■ **Goal**: Pick out each line of the records that includes the string "authority", and copy it.

--- BEGIN Records shown ---

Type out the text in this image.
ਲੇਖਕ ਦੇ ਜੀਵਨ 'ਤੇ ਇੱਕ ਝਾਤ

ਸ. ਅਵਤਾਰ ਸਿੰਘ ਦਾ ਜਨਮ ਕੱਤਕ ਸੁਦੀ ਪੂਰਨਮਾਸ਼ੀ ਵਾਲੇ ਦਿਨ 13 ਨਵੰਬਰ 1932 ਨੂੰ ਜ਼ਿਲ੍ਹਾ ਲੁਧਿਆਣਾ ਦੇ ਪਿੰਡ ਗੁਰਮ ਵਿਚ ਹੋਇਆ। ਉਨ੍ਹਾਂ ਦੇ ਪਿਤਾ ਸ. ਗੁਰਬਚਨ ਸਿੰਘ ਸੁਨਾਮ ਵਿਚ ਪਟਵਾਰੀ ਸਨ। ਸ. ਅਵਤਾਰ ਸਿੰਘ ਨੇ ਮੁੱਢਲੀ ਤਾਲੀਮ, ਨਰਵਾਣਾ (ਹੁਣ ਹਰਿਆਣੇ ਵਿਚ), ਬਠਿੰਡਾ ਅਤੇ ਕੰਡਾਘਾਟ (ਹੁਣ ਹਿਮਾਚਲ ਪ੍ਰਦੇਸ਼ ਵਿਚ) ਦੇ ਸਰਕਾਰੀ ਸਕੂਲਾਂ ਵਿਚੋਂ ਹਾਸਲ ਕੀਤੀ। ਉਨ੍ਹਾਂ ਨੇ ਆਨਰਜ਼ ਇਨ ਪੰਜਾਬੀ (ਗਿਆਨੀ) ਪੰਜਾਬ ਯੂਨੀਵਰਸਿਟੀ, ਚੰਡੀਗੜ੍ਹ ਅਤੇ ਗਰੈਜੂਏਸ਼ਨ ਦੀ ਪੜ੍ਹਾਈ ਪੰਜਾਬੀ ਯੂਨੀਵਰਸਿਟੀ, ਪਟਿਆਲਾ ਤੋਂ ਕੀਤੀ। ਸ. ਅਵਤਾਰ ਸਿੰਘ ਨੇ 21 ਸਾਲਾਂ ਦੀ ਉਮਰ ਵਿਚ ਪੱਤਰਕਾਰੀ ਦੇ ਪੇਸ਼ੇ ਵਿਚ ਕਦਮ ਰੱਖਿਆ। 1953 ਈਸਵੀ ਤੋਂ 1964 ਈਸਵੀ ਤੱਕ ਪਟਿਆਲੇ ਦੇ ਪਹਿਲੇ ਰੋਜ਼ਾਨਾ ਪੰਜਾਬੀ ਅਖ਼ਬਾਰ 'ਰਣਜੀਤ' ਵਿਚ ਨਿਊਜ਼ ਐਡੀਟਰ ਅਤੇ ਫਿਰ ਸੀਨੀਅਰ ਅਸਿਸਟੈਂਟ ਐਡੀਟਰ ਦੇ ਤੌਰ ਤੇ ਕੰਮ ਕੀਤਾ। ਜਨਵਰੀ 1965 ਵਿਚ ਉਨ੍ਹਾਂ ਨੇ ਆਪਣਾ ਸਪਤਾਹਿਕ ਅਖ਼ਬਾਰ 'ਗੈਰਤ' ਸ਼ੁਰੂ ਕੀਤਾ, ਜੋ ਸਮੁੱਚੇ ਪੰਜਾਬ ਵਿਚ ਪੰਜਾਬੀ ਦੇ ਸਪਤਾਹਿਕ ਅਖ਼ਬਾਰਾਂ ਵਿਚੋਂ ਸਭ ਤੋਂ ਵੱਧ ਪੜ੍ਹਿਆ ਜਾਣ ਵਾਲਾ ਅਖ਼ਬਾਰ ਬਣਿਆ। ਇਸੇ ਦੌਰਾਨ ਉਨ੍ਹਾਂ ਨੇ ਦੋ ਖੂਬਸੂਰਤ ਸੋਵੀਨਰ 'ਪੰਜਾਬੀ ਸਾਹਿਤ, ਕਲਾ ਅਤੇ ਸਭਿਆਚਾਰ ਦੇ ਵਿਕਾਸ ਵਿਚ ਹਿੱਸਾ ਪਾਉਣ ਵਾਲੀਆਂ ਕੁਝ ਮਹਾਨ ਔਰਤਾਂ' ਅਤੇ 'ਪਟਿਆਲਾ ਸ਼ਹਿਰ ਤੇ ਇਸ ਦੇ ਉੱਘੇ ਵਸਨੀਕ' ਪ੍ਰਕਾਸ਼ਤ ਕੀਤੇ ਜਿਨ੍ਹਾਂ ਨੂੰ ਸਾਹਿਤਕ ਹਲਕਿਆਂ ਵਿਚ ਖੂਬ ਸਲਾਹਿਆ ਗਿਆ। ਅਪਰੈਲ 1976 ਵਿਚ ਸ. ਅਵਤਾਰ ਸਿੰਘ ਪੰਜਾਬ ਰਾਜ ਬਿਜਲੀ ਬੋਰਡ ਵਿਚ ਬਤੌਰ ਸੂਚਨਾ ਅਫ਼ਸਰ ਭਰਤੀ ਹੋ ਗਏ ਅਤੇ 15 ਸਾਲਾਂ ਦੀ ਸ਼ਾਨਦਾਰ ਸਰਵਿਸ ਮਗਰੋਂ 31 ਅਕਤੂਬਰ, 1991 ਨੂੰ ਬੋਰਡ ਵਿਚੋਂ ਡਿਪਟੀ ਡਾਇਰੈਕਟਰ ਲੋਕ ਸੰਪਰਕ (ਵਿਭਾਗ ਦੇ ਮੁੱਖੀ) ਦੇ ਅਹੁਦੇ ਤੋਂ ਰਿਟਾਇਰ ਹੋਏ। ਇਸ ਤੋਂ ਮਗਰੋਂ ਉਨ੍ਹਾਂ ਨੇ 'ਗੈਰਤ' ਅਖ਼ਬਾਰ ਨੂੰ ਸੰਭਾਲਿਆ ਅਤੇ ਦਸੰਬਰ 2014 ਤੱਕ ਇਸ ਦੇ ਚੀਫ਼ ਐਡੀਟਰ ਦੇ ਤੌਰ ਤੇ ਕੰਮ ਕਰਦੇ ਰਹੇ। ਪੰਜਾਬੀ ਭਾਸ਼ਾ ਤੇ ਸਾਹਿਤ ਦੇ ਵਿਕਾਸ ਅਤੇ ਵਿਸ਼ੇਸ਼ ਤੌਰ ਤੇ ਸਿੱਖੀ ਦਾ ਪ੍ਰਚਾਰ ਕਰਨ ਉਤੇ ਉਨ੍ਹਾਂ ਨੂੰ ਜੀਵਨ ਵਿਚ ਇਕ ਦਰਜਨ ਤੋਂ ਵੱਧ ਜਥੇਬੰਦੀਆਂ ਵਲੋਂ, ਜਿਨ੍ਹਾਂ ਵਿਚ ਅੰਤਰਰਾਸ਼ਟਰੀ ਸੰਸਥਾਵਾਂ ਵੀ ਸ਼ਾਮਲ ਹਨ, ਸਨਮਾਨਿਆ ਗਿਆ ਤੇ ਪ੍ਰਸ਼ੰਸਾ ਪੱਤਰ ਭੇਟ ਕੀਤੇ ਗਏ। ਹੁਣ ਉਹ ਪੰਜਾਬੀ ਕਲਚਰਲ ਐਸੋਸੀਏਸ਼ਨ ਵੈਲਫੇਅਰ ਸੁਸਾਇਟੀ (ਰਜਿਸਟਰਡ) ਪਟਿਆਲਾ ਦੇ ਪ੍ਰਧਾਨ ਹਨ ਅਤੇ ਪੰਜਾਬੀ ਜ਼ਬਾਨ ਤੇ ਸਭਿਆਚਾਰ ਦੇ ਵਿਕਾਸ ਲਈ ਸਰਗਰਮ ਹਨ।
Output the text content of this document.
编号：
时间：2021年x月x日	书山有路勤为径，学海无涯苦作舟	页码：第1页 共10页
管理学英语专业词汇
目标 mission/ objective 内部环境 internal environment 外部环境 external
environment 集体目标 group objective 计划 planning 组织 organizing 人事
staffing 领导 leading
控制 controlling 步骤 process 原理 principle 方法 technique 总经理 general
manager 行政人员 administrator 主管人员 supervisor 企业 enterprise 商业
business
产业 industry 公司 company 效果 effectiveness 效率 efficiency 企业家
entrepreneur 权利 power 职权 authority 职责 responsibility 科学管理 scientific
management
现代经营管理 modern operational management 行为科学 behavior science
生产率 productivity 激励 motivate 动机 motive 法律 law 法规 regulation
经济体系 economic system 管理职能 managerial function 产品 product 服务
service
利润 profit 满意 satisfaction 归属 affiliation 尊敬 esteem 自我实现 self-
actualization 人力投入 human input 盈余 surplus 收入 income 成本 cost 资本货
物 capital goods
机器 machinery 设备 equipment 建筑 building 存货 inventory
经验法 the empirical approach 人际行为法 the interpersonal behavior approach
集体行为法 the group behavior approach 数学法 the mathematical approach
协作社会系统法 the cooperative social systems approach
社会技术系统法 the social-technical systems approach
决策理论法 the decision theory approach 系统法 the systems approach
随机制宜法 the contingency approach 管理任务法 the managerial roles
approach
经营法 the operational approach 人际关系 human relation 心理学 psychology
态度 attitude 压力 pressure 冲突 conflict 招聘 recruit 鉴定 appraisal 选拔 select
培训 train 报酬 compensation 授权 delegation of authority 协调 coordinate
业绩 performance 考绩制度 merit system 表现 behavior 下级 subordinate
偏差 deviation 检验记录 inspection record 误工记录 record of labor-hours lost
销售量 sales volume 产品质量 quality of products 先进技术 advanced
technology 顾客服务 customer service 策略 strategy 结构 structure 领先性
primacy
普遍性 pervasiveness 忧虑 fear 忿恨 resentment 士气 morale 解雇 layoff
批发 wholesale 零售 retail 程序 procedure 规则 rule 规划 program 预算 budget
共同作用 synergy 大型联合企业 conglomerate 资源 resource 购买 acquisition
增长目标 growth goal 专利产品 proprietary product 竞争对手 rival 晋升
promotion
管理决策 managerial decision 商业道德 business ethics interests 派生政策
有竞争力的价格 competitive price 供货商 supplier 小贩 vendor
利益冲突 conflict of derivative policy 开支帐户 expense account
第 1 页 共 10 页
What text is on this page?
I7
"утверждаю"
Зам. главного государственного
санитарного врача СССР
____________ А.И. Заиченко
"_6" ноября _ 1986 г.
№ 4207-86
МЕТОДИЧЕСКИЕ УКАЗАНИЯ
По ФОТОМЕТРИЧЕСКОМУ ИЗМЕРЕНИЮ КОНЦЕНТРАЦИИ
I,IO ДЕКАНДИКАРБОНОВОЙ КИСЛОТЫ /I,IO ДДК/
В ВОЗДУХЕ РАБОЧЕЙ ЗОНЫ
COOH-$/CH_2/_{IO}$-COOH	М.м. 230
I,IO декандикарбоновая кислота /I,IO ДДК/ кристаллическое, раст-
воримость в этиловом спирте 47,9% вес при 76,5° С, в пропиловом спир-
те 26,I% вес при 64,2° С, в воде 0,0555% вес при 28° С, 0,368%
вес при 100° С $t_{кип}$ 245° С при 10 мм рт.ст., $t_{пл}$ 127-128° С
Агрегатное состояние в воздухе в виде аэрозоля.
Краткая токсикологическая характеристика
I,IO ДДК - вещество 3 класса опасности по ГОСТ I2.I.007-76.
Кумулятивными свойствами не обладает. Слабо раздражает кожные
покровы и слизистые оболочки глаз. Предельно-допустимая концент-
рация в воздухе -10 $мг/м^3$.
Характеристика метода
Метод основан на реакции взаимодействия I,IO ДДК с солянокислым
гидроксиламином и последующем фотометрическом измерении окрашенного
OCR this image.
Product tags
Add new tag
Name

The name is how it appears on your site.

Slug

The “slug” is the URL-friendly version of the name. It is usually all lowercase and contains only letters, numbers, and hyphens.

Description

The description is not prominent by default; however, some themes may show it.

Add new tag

--- END Records shown ---

■ **Worked solution**:
entrepreneur 权利 power 职权 authority 职责 responsibility 科学管理 scientific
培训 train 报酬 compensation 授权 delegation of authority 协调 coordinate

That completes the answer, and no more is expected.